Data records:
——

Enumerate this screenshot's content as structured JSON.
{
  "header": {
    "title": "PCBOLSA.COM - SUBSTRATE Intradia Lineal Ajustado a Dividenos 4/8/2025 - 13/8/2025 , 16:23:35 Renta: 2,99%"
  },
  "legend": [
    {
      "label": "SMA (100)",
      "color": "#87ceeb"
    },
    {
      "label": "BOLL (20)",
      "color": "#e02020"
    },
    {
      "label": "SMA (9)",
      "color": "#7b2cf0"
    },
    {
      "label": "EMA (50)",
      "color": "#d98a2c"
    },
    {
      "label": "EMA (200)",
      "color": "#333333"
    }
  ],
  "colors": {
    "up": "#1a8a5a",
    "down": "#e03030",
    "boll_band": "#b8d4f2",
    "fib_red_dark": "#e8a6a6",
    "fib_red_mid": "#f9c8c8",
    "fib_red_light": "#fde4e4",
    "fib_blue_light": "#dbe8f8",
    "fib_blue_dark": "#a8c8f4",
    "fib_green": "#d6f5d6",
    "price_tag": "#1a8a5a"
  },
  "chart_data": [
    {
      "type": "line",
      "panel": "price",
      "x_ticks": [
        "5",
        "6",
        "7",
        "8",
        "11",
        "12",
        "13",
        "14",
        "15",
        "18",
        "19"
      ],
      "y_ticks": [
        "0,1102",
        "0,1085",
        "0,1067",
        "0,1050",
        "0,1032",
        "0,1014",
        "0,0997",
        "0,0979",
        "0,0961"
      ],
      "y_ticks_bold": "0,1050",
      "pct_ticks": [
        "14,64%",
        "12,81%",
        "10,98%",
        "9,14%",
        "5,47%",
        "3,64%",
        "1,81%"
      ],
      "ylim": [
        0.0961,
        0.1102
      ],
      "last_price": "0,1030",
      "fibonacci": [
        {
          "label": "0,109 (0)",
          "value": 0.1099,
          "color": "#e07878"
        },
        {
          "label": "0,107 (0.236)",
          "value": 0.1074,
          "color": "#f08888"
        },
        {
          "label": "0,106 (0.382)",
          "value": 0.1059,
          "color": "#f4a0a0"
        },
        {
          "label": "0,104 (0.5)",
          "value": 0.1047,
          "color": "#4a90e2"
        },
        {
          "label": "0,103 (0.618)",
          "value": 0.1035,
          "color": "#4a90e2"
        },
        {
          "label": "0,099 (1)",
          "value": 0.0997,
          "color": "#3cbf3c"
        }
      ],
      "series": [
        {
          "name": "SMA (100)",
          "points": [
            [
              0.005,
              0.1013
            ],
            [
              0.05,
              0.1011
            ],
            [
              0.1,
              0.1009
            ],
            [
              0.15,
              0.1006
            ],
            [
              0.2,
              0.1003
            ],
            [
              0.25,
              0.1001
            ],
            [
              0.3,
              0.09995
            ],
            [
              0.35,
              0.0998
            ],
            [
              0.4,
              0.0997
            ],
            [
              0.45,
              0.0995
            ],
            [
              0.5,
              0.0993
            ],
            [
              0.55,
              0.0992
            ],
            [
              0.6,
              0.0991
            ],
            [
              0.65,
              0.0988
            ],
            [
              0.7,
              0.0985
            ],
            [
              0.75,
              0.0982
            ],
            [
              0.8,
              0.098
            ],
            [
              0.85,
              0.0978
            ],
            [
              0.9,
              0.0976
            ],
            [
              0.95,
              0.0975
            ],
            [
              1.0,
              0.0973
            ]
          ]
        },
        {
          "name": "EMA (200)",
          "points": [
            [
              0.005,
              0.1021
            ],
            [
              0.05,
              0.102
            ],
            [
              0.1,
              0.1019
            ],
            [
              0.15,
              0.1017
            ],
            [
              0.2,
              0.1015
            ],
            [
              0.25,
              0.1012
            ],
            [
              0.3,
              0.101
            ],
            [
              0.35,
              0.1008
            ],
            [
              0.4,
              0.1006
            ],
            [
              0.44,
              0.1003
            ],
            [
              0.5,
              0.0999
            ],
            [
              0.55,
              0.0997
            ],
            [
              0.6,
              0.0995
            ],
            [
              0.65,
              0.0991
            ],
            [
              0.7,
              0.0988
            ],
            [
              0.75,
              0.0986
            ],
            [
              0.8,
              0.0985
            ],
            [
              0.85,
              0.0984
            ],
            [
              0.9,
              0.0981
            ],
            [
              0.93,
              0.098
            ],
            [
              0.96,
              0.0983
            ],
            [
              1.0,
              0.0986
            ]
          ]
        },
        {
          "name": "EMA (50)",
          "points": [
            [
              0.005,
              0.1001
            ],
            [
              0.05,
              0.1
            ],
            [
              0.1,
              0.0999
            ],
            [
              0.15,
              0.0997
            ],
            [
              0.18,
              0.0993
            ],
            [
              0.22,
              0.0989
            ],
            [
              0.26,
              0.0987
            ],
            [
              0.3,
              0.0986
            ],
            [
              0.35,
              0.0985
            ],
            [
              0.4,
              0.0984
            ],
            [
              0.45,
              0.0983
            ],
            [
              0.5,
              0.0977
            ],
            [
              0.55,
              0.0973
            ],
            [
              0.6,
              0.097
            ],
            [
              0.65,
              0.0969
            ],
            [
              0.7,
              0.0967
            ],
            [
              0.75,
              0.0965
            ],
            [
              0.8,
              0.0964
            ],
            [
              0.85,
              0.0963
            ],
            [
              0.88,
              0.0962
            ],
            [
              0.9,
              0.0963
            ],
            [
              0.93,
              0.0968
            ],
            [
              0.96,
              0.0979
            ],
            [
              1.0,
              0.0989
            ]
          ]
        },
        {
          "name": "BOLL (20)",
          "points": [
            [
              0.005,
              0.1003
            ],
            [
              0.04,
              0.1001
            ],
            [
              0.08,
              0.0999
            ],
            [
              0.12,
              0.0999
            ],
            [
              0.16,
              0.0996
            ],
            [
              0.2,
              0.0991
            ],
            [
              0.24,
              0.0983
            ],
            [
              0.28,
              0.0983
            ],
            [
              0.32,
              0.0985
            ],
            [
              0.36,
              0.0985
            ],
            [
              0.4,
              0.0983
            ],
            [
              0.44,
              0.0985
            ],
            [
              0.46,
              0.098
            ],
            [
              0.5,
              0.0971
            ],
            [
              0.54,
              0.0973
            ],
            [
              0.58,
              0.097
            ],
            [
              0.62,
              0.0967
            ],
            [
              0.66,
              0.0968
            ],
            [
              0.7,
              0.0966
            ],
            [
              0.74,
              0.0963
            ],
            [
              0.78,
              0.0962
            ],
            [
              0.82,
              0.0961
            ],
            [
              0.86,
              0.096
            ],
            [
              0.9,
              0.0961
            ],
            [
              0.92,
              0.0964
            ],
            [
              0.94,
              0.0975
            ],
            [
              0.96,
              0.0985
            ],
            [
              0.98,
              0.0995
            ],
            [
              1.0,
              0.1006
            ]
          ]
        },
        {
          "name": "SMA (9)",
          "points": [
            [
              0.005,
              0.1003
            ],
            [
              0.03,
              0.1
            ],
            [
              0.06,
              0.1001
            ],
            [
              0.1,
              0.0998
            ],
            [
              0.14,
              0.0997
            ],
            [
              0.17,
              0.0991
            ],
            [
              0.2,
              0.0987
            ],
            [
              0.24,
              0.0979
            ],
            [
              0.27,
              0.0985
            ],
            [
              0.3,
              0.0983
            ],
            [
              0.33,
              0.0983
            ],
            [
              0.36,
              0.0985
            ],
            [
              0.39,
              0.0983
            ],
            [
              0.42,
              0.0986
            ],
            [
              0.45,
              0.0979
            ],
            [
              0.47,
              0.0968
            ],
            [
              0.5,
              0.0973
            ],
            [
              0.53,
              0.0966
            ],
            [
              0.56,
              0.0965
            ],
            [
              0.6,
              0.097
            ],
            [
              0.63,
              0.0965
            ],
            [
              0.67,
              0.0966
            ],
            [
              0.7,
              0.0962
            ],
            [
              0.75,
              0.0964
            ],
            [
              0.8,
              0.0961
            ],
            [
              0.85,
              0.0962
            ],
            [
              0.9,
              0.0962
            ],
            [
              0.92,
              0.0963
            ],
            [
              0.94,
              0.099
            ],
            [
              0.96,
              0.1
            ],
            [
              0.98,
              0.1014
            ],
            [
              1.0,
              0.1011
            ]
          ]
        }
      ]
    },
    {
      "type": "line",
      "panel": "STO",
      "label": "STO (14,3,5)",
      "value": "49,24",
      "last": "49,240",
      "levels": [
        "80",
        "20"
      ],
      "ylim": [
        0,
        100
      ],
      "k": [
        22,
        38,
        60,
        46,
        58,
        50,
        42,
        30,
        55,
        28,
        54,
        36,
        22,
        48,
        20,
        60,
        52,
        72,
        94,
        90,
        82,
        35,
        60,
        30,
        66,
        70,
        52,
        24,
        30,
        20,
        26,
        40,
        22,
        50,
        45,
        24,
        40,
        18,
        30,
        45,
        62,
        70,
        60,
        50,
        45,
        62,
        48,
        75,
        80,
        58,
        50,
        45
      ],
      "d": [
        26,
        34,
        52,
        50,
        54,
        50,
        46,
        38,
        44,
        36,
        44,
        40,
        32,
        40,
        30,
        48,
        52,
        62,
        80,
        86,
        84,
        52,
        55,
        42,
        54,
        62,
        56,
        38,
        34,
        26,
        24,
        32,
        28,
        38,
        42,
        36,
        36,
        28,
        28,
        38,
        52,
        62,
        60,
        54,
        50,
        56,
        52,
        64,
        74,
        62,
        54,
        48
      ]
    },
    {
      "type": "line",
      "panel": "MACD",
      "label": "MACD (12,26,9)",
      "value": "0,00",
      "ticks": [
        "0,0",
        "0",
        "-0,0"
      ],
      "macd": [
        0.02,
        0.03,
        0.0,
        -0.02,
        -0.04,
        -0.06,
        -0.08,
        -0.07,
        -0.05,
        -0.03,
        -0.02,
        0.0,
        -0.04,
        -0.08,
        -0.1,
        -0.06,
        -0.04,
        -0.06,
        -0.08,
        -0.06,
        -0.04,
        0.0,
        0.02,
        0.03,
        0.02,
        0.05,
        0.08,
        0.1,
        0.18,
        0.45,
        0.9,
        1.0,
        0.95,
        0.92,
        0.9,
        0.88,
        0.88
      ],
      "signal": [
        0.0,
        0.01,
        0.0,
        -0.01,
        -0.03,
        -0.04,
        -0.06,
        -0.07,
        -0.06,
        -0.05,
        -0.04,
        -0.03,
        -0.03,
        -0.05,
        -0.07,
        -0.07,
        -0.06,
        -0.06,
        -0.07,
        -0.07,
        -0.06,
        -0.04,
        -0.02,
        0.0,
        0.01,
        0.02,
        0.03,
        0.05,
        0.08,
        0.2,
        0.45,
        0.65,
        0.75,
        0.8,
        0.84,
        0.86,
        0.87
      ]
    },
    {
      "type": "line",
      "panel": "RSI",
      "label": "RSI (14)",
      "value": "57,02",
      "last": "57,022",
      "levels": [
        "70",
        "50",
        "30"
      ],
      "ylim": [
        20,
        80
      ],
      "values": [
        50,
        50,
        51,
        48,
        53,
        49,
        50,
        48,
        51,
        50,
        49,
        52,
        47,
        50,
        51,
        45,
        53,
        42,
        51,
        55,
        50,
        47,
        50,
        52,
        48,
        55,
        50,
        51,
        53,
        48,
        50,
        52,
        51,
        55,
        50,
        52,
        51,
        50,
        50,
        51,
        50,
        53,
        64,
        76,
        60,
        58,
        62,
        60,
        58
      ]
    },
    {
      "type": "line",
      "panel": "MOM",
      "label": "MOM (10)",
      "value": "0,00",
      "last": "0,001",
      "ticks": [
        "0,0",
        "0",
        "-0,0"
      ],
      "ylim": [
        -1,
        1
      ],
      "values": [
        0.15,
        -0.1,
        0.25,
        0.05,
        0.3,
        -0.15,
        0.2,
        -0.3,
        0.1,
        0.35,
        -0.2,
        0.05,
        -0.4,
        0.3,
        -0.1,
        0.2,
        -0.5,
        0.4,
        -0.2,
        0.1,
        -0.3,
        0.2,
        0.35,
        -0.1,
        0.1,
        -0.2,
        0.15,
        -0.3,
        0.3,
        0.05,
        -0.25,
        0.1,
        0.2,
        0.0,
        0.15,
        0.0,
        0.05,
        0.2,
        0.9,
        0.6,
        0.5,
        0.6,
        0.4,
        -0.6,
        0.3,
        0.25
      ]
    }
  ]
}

——

GIVEN EXERCISE: For the records above, state how many lines include the string "panel", giving the number and nothing else.

PROBLEM SOLUTION: 5